**DOCUMENT:**
This Sunday: Spring books preview, Anne Lamott and jazz

Spring-arts-previewSpring may be more than two weeks away, but we are getting a jump on the season this Sunday with the Arts & Books section’s “Spring Arts Preview.”

Carolyn Kellogg offers a listing of the leading book events in Southern California coming up in the next three months. That list includes Jonathan Lethem, Joan Didion, Rachel Maddow with Bill Maher, John Irving and The Times' very own Book Prize ceremony and Festival of Books, April 20-22 at USC. In a separate story, Kellogg also previews some highly anticipated books coming in the spring: Think Toni Morrison, Richard Ford, Anne Tyler, Jonathan Franzen and Robert Caro.

Book critic David Ulin talks to Anne Lamott about her latest memoir, which is a logical sequel to her extremely popular parenting journal "Operating Instructions." Her new book, “Some Assembly Required: A Journal of My Son’s First Son,” connects the dots with her earlier work and moves it forward with Lamott’s new perspective as a grandmother.

[Layout records]

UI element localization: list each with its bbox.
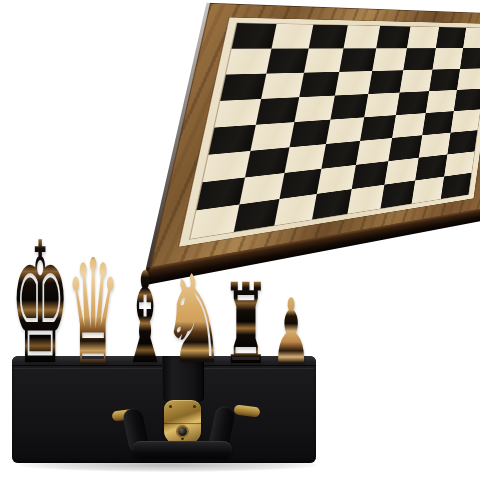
square-h1 — [441, 173, 472, 199]
square-e8 — [376, 26, 410, 48]
square-g5 — [426, 90, 457, 113]
square-d6 — [335, 71, 372, 96]
square-d5 — [330, 94, 368, 120]
square-a7 — [226, 49, 271, 75]
square-e7 — [372, 48, 407, 71]
square-g7 — [432, 48, 463, 69]
latch-screw — [169, 405, 172, 408]
square-e4 — [360, 115, 396, 141]
square-a8 — [232, 23, 277, 48]
square-b5 — [256, 97, 299, 125]
chessboard-frame — [150, 3, 480, 267]
brass-handle-pin-right — [233, 404, 260, 417]
square-f8 — [407, 27, 439, 49]
storage-case — [12, 356, 316, 463]
latch-screw — [193, 405, 196, 408]
square-b8 — [272, 24, 314, 49]
square-d1 — [312, 189, 352, 219]
square-c6 — [299, 72, 339, 97]
square-h5 — [454, 89, 480, 111]
square-a5 — [215, 99, 262, 128]
square-b1 — [234, 199, 280, 232]
square-h8 — [463, 28, 480, 48]
square-f1 — [381, 180, 416, 208]
square-c8 — [309, 25, 348, 49]
square-c7 — [304, 48, 344, 72]
square-c1 — [274, 194, 316, 226]
square-b6 — [261, 73, 304, 99]
piece-queen: ♛ — [66, 240, 121, 363]
case-handle — [132, 441, 232, 458]
square-f7 — [403, 48, 436, 70]
square-a6 — [220, 74, 266, 101]
square-g8 — [436, 27, 466, 48]
square-f5 — [396, 91, 429, 115]
square-f6 — [400, 70, 433, 93]
board-squares — [190, 23, 480, 239]
square-g6 — [429, 69, 460, 91]
square-g1 — [412, 177, 445, 204]
latch-stud — [178, 427, 187, 436]
square-f4 — [392, 113, 426, 138]
square-h6 — [457, 68, 480, 90]
board-maple-border — [179, 17, 480, 246]
square-h4 — [451, 109, 480, 132]
square-g4 — [422, 111, 454, 135]
piece-pawn: ♟ — [272, 287, 311, 364]
square-e1 — [347, 185, 384, 214]
square-c5 — [294, 96, 334, 123]
chess-set-product-photo: ♚♛♝♞♜♟ — [0, 0, 480, 480]
square-a1 — [190, 204, 239, 238]
square-d7 — [339, 48, 376, 71]
case-strap — [162, 356, 204, 402]
square-e6 — [368, 70, 403, 94]
latch-screw — [181, 437, 184, 440]
square-d8 — [344, 25, 381, 48]
square-e5 — [364, 93, 399, 118]
piece-king: ♚ — [10, 220, 70, 363]
square-h7 — [460, 48, 480, 69]
square-b7 — [266, 49, 308, 74]
piece-rook: ♜ — [222, 269, 270, 363]
brass-latch — [164, 400, 201, 444]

**DIRECTIONS:**
A – Answer these from the books preview:
(i) On what dates and at what place is the Festival of Books held?
(ii) Who interviews Anne Lamott?
(iii) What is the title of Lamott's earlier parenting journal?
B – According to the books preview, why is Anne Lamott's new memoir a logical sequel to her earlier parenting journal? Answer in one to three sentences.
C – Retype the passage of the books preview starting with "Carolyn Kellogg offers" and going on through "and Robert Caro.".
Rely only on the books preview for your answers, not on the rows.

**THE REPLIES:**
A –
(i) April 20-22 at USC.
(ii) Book critic David Ulin.
(iii) "Operating Instructions."

B – "Some Assembly Required: A Journal of My Son's First Son" connects the dots with her earlier work. It also moves that work forward through Lamott's new perspective as a grandmother.

C –
Carolyn Kellogg offers a listing of the leading book events in Southern California coming up in the next three months. That list includes Jonathan Lethem, Joan Didion, Rachel Maddow with Bill Maher, John Irving and The Times' very own Book Prize ceremony and Festival of Books, April 20-22 at USC. In a separate story, Kellogg also previews some highly anticipated books coming in the spring: Think Toni Morrison, Richard Ford, Anne Tyler, Jonathan Franzen and Robert Caro.